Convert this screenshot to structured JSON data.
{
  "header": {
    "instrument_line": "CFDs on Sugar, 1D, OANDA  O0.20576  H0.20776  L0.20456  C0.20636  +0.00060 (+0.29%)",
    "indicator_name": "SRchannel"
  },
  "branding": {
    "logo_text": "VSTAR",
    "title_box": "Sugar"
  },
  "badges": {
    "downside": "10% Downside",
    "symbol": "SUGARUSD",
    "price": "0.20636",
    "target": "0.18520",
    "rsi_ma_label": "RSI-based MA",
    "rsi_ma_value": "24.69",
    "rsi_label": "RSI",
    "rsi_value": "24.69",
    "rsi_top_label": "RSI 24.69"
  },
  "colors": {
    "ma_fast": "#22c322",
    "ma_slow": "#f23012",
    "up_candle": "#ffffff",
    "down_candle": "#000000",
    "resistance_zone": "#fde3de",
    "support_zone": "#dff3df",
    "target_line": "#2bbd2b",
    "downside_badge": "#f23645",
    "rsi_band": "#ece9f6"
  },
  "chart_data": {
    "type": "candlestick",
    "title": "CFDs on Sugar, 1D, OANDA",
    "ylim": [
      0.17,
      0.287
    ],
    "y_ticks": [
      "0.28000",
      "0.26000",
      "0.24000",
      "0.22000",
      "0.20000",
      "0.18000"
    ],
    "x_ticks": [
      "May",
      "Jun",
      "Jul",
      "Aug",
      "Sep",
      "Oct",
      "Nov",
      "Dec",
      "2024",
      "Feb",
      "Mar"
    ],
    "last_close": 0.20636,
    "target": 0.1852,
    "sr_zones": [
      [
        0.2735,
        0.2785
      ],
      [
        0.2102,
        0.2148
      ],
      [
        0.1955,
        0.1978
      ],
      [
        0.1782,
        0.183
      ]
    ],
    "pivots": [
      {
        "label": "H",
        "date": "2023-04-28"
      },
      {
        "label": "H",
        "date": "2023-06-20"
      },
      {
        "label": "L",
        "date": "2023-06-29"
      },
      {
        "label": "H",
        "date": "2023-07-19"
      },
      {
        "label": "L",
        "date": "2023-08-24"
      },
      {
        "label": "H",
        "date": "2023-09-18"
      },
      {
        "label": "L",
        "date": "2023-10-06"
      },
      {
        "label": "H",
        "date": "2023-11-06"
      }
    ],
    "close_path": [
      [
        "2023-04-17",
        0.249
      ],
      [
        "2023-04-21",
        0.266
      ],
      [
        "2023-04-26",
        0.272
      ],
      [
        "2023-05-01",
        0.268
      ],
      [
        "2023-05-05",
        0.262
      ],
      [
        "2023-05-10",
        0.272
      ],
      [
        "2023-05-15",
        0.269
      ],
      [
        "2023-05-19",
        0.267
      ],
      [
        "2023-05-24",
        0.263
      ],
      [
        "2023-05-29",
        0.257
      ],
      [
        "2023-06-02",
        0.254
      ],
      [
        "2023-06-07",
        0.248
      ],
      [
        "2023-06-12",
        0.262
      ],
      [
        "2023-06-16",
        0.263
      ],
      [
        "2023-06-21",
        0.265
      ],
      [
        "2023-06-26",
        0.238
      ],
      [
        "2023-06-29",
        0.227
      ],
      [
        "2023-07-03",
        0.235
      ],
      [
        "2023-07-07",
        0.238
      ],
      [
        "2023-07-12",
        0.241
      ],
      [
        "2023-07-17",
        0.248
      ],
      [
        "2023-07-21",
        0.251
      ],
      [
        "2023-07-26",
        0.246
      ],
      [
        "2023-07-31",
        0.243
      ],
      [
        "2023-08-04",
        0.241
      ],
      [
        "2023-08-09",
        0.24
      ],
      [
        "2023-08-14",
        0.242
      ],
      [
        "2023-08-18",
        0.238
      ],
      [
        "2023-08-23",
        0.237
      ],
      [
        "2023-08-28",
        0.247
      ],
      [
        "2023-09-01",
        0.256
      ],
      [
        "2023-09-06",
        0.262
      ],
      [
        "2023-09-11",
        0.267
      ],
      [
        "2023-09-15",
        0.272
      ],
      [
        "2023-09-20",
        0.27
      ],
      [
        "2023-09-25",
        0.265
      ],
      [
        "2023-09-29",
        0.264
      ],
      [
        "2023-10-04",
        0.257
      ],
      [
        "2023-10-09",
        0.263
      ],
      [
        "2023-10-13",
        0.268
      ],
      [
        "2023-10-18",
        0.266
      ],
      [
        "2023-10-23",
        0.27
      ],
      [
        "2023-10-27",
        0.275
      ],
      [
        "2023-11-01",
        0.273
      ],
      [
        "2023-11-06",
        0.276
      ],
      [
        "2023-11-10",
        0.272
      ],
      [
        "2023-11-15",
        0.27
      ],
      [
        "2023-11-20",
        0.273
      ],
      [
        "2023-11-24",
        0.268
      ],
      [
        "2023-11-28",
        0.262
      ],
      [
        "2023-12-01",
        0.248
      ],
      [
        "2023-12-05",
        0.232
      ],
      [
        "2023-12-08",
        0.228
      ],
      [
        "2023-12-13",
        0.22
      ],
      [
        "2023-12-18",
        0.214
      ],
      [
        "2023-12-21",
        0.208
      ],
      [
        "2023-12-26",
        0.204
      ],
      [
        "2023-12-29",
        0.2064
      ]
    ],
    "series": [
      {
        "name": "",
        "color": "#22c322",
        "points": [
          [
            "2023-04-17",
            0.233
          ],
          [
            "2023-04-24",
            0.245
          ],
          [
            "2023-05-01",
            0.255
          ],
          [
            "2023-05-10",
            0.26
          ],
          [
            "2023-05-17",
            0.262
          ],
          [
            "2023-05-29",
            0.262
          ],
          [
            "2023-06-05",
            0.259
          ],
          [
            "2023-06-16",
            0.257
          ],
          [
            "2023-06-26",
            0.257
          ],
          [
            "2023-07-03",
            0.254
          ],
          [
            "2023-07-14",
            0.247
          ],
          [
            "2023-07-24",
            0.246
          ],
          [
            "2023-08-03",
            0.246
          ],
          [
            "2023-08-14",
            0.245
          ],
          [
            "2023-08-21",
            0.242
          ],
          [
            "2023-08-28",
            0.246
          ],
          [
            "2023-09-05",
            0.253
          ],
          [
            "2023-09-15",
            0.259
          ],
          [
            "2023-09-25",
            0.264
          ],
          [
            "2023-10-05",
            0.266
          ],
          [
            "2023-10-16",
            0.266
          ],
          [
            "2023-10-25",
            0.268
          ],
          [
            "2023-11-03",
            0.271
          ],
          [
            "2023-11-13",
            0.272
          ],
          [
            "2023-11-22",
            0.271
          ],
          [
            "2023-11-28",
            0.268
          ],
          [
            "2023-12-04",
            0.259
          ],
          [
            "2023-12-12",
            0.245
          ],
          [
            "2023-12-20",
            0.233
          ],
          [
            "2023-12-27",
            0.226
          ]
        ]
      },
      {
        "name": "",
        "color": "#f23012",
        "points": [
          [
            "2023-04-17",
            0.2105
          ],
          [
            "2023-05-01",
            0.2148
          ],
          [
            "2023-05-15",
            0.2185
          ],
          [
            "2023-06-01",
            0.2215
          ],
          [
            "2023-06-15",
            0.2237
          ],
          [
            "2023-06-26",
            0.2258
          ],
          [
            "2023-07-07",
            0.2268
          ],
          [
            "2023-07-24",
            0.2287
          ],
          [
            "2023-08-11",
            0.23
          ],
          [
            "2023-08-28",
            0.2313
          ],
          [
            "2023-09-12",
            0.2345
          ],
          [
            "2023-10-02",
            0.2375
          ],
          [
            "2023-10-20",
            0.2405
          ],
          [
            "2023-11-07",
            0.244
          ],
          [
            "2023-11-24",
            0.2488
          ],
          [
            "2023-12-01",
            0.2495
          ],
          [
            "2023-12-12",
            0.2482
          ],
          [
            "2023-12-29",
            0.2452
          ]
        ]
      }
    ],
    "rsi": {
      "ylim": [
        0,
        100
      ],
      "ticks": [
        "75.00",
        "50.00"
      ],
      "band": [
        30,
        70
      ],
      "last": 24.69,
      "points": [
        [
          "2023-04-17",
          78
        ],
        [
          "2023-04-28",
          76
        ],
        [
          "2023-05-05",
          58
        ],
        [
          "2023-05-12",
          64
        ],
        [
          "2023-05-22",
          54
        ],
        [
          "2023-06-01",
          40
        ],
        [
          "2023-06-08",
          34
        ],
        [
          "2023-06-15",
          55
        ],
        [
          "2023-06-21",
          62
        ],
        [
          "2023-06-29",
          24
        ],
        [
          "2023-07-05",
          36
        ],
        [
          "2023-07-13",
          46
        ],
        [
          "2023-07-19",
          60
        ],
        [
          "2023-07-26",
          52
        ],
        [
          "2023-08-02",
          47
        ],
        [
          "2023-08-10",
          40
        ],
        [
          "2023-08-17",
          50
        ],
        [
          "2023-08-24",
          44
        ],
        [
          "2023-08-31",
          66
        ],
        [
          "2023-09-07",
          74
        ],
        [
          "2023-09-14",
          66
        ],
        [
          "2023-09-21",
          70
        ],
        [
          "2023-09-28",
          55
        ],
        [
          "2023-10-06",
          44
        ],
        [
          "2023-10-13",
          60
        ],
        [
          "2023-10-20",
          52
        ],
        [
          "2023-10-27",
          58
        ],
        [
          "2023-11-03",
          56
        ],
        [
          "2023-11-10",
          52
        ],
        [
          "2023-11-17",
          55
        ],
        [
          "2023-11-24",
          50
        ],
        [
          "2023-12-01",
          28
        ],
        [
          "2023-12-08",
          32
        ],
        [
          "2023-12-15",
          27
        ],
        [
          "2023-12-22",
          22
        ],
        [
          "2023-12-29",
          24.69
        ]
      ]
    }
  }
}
• • •
Copy out every line in the entries above that holds "date".

        "date": "2023-04-28"
        "date": "2023-06-20"
        "date": "2023-06-29"
        "date": "2023-07-19"
        "date": "2023-08-24"
        "date": "2023-09-18"
        "date": "2023-10-06"
        "date": "2023-11-06"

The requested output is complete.